>>>

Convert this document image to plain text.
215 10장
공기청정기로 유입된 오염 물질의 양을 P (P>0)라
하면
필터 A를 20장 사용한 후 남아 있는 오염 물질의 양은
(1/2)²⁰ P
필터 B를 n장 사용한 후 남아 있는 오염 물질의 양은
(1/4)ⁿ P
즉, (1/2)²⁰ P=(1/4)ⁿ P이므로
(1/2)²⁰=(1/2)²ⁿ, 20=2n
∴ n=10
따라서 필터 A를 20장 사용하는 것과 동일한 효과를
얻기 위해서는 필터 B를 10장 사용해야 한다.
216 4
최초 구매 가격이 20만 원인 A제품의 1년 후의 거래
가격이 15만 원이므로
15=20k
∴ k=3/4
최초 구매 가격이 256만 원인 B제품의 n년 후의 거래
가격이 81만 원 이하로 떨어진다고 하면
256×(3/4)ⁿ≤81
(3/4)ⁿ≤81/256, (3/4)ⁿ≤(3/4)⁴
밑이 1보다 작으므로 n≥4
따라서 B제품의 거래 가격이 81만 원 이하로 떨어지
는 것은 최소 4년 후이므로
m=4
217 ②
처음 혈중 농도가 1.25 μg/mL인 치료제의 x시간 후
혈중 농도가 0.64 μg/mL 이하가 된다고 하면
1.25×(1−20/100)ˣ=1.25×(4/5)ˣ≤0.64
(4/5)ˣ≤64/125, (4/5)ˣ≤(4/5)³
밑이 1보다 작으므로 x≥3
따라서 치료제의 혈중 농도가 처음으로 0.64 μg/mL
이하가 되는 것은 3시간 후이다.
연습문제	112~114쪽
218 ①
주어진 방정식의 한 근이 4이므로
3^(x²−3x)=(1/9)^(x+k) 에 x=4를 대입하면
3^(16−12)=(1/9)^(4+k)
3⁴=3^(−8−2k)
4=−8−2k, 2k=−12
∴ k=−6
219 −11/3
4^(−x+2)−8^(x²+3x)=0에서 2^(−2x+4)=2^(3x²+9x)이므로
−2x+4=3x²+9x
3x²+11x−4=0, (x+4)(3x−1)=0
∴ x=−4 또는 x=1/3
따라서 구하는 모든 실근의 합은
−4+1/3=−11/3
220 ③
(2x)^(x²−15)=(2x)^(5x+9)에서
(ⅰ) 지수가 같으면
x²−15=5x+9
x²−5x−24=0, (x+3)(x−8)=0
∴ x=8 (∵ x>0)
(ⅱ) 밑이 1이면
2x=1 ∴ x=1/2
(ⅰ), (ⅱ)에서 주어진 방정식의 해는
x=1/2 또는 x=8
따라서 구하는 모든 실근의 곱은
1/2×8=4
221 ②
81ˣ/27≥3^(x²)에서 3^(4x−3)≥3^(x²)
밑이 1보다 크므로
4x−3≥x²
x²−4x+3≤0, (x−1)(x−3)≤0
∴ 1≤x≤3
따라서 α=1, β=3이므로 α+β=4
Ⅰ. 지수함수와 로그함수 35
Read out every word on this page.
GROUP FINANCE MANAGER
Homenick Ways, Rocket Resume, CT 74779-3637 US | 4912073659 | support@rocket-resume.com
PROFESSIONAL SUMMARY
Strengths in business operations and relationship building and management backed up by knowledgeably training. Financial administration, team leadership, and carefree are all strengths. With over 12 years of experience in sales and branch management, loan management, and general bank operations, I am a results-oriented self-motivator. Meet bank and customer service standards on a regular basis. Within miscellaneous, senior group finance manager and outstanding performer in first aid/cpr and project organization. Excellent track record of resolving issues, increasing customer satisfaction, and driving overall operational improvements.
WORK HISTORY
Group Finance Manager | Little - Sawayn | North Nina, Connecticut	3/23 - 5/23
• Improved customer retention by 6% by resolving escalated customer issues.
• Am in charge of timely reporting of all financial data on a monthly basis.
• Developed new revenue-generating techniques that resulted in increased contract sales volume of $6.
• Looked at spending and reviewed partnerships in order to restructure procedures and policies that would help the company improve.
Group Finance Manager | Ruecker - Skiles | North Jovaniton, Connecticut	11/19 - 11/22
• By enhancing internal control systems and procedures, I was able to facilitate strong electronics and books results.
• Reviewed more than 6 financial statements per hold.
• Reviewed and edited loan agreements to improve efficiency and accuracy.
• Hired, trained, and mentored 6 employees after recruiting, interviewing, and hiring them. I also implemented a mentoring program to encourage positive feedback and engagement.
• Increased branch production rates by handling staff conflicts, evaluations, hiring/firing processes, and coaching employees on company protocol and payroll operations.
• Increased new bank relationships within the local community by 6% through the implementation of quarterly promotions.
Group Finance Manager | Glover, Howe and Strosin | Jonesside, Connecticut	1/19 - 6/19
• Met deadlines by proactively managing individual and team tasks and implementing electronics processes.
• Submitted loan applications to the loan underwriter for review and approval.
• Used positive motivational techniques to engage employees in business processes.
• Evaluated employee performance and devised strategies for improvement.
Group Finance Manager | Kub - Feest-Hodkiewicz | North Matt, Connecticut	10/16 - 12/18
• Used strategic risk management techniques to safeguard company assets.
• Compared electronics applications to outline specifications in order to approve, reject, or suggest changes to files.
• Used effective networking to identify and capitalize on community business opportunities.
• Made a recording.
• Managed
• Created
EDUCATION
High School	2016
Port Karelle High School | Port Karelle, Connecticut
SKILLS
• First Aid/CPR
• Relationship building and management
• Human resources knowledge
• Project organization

<<<

*What to produce*
From the records above, extract everything verbatim.

*Written reply*
Convert this document image to plain text.
215 10장
공기청정기로 유입된 오염 물질의 양을 P (P>0)라
하면
필터 A를 20장 사용한 후 남아 있는 오염 물질의 양은
(1/2)²⁰ P
필터 B를 n장 사용한 후 남아 있는 오염 물질의 양은
(1/4)ⁿ P
즉, (1/2)²⁰ P=(1/4)ⁿ P이므로
(1/2)²⁰=(1/2)²ⁿ, 20=2n
∴ n=10
따라서 필터 A를 20장 사용하는 것과 동일한 효과를
얻기 위해서는 필터 B를 10장 사용해야 한다.
216 4
최초 구매 가격이 20만 원인 A제품의 1년 후의 거래
가격이 15만 원이므로
15=20k
∴ k=3/4
최초 구매 가격이 256만 원인 B제품의 n년 후의 거래
가격이 81만 원 이하로 떨어진다고 하면
256×(3/4)ⁿ≤81
(3/4)ⁿ≤81/256, (3/4)ⁿ≤(3/4)⁴
밑이 1보다 작으므로 n≥4
따라서 B제품의 거래 가격이 81만 원 이하로 떨어지
는 것은 최소 4년 후이므로
m=4
217 ②
처음 혈중 농도가 1.25 μg/mL인 치료제의 x시간 후
혈중 농도가 0.64 μg/mL 이하가 된다고 하면
1.25×(1−20/100)ˣ=1.25×(4/5)ˣ≤0.64
(4/5)ˣ≤64/125, (4/5)ˣ≤(4/5)³
밑이 1보다 작으므로 x≥3
따라서 치료제의 혈중 농도가 처음으로 0.64 μg/mL
이하가 되는 것은 3시간 후이다.
연습문제	112~114쪽
218 ①
주어진 방정식의 한 근이 4이므로
3^(x²−3x)=(1/9)^(x+k) 에 x=4를 대입하면
3^(16−12)=(1/9)^(4+k)
3⁴=3^(−8−2k)
4=−8−2k, 2k=−12
∴ k=−6
219 −11/3
4^(−x+2)−8^(x²+3x)=0에서 2^(−2x+4)=2^(3x²+9x)이므로
−2x+4=3x²+9x
3x²+11x−4=0, (x+4)(3x−1)=0
∴ x=−4 또는 x=1/3
따라서 구하는 모든 실근의 합은
−4+1/3=−11/3
220 ③
(2x)^(x²−15)=(2x)^(5x+9)에서
(ⅰ) 지수가 같으면
x²−15=5x+9
x²−5x−24=0, (x+3)(x−8)=0
∴ x=8 (∵ x>0)
(ⅱ) 밑이 1이면
2x=1 ∴ x=1/2
(ⅰ), (ⅱ)에서 주어진 방정식의 해는
x=1/2 또는 x=8
따라서 구하는 모든 실근의 곱은
1/2×8=4
221 ②
81ˣ/27≥3^(x²)에서 3^(4x−3)≥3^(x²)
밑이 1보다 크므로
4x−3≥x²
x²−4x+3≤0, (x−1)(x−3)≤0
∴ 1≤x≤3
따라서 α=1, β=3이므로 α+β=4
Ⅰ. 지수함수와 로그함수 35
Read out every word on this page.
GROUP FINANCE MANAGER
Homenick Ways, Rocket Resume, CT 74779-3637 US | 4912073659 | support@rocket-resume.com
PROFESSIONAL SUMMARY
Strengths in business operations and relationship building and management backed up by knowledgeably training. Financial administration, team leadership, and carefree are all strengths. With over 12 years of experience in sales and branch management, loan management, and general bank operations, I am a results-oriented self-motivator. Meet bank and customer service standards on a regular basis. Within miscellaneous, senior group finance manager and outstanding performer in first aid/cpr and project organization. Excellent track record of resolving issues, increasing customer satisfaction, and driving overall operational improvements.
WORK HISTORY
Group Finance Manager | Little - Sawayn | North Nina, Connecticut	3/23 - 5/23
• Improved customer retention by 6% by resolving escalated customer issues.
• Am in charge of timely reporting of all financial data on a monthly basis.
• Developed new revenue-generating techniques that resulted in increased contract sales volume of $6.
• Looked at spending and reviewed partnerships in order to restructure procedures and policies that would help the company improve.
Group Finance Manager | Ruecker - Skiles | North Jovaniton, Connecticut	11/19 - 11/22
• By enhancing internal control systems and procedures, I was able to facilitate strong electronics and books results.
• Reviewed more than 6 financial statements per hold.
• Reviewed and edited loan agreements to improve efficiency and accuracy.
• Hired, trained, and mentored 6 employees after recruiting, interviewing, and hiring them. I also implemented a mentoring program to encourage positive feedback and engagement.
• Increased branch production rates by handling staff conflicts, evaluations, hiring/firing processes, and coaching employees on company protocol and payroll operations.
• Increased new bank relationships within the local community by 6% through the implementation of quarterly promotions.
Group Finance Manager | Glover, Howe and Strosin | Jonesside, Connecticut	1/19 - 6/19
• Met deadlines by proactively managing individual and team tasks and implementing electronics processes.
• Submitted loan applications to the loan underwriter for review and approval.
• Used positive motivational techniques to engage employees in business processes.
• Evaluated employee performance and devised strategies for improvement.
Group Finance Manager | Kub - Feest-Hodkiewicz | North Matt, Connecticut	10/16 - 12/18
• Used strategic risk management techniques to safeguard company assets.
• Compared electronics applications to outline specifications in order to approve, reject, or suggest changes to files.
• Used effective networking to identify and capitalize on community business opportunities.
• Made a recording.
• Managed
• Created
EDUCATION
High School	2016
Port Karelle High School | Port Karelle, Connecticut
SKILLS
• First Aid/CPR
• Relationship building and management
• Human resources knowledge
• Project organization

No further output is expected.